• _Request_: Which lines hold the word "Discussions"? Copy each one.

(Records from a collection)
┌────────

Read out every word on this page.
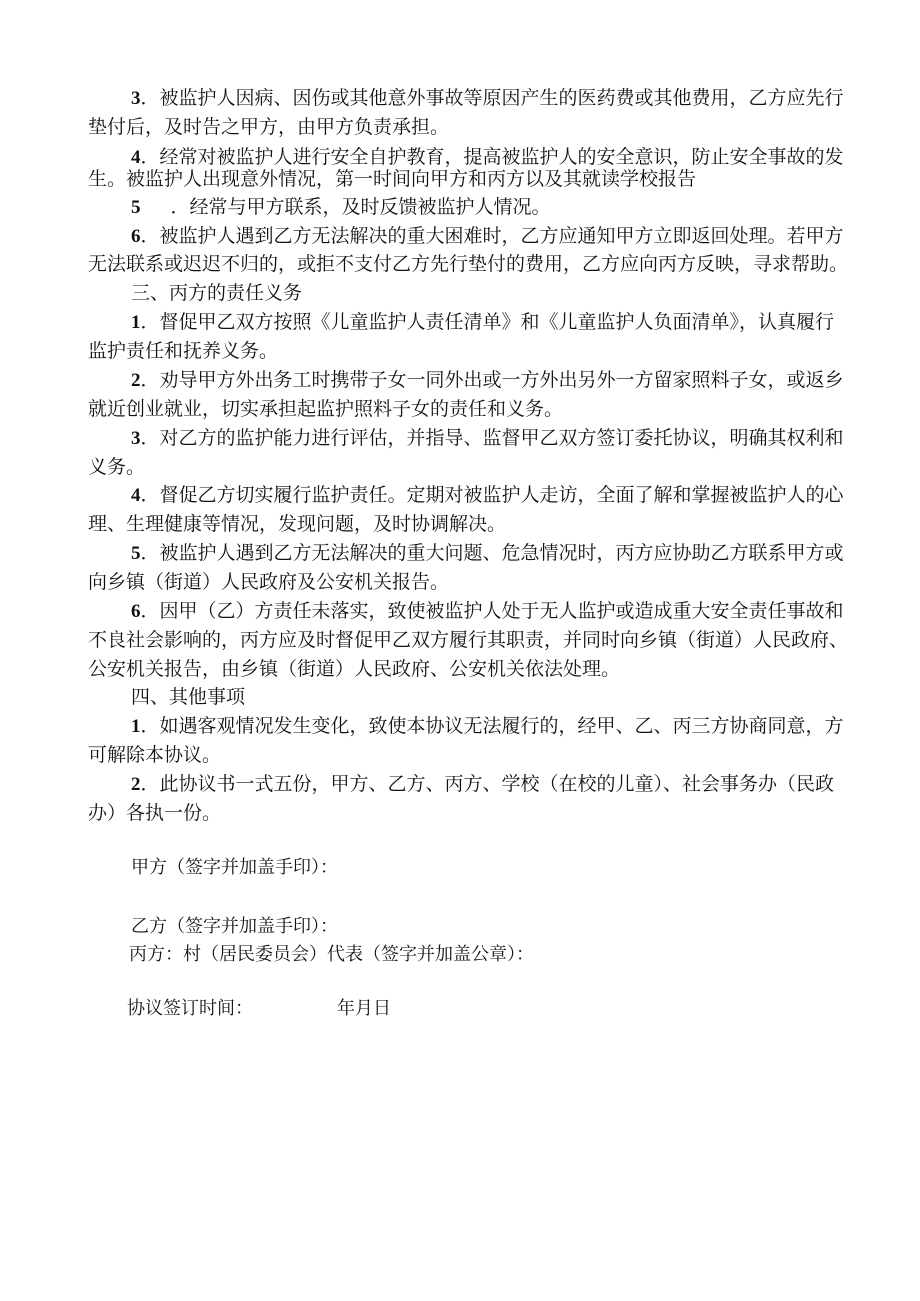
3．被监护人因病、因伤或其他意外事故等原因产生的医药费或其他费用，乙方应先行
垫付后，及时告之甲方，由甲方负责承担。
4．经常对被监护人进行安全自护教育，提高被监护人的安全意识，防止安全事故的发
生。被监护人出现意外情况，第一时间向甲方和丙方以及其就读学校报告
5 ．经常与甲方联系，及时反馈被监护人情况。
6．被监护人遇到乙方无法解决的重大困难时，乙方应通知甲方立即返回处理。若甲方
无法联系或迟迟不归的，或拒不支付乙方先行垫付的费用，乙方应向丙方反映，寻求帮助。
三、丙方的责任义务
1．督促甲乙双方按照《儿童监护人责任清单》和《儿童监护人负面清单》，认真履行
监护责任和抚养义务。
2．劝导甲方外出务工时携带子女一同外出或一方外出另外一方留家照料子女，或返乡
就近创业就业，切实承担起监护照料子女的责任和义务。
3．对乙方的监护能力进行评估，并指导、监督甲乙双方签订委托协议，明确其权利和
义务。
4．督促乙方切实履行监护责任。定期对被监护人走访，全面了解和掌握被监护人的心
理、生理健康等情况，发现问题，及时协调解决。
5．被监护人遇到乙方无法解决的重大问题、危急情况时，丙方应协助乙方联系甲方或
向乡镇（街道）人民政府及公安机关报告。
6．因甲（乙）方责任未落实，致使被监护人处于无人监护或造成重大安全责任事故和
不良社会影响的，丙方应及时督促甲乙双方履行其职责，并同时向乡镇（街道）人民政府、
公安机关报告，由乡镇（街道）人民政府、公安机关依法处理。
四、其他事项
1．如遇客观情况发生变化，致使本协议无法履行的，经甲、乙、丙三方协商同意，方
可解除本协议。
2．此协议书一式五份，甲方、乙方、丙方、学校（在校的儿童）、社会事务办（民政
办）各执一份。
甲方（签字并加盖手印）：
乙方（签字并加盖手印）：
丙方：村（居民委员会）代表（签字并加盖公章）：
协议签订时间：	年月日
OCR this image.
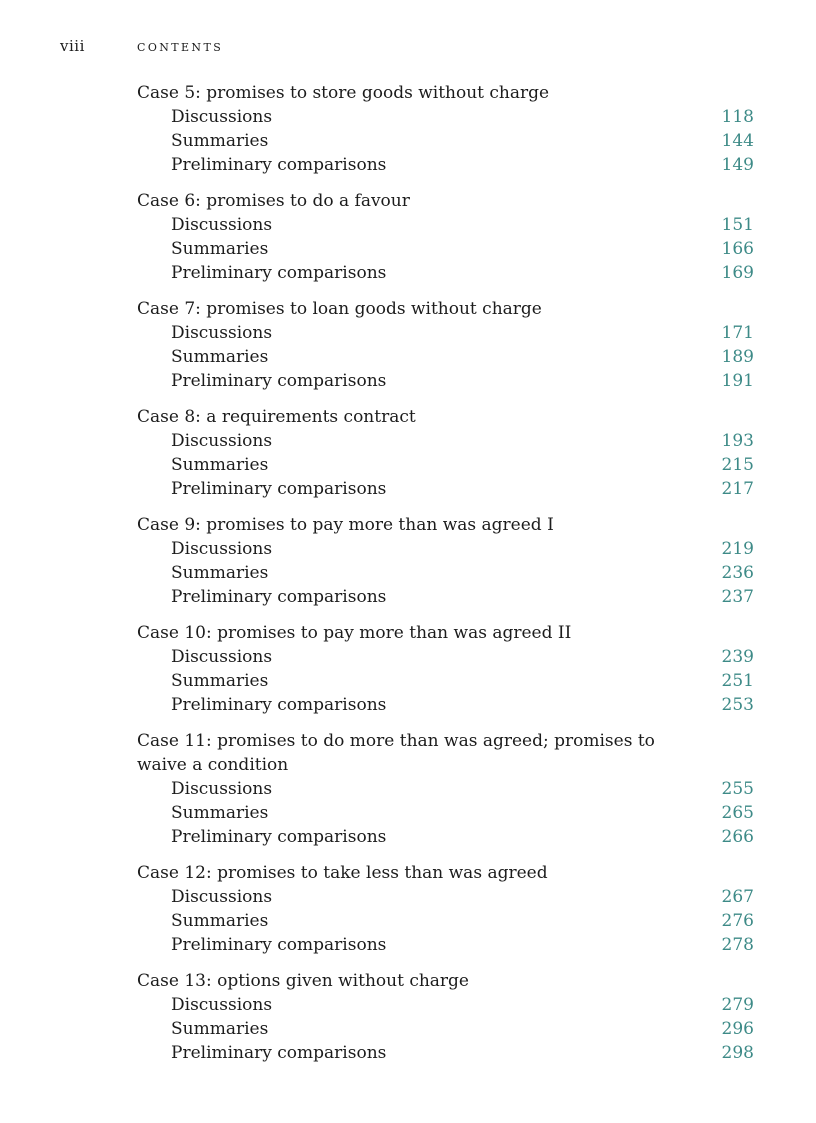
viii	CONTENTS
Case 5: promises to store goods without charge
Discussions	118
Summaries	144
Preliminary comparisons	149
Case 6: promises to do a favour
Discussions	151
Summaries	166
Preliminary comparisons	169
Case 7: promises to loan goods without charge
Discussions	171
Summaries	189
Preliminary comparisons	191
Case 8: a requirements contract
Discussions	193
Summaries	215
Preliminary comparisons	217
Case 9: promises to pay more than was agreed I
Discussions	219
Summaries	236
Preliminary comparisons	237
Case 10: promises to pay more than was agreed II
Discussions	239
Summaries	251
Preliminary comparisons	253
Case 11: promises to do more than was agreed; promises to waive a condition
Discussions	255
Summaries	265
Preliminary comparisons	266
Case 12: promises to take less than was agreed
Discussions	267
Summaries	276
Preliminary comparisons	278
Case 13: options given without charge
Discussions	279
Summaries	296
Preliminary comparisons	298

└────────

• _Answer to this problem_:
Discussions	118
Discussions	151
Discussions	171
Discussions	193
Discussions	219
Discussions	239
Discussions	255
Discussions	267
Discussions	279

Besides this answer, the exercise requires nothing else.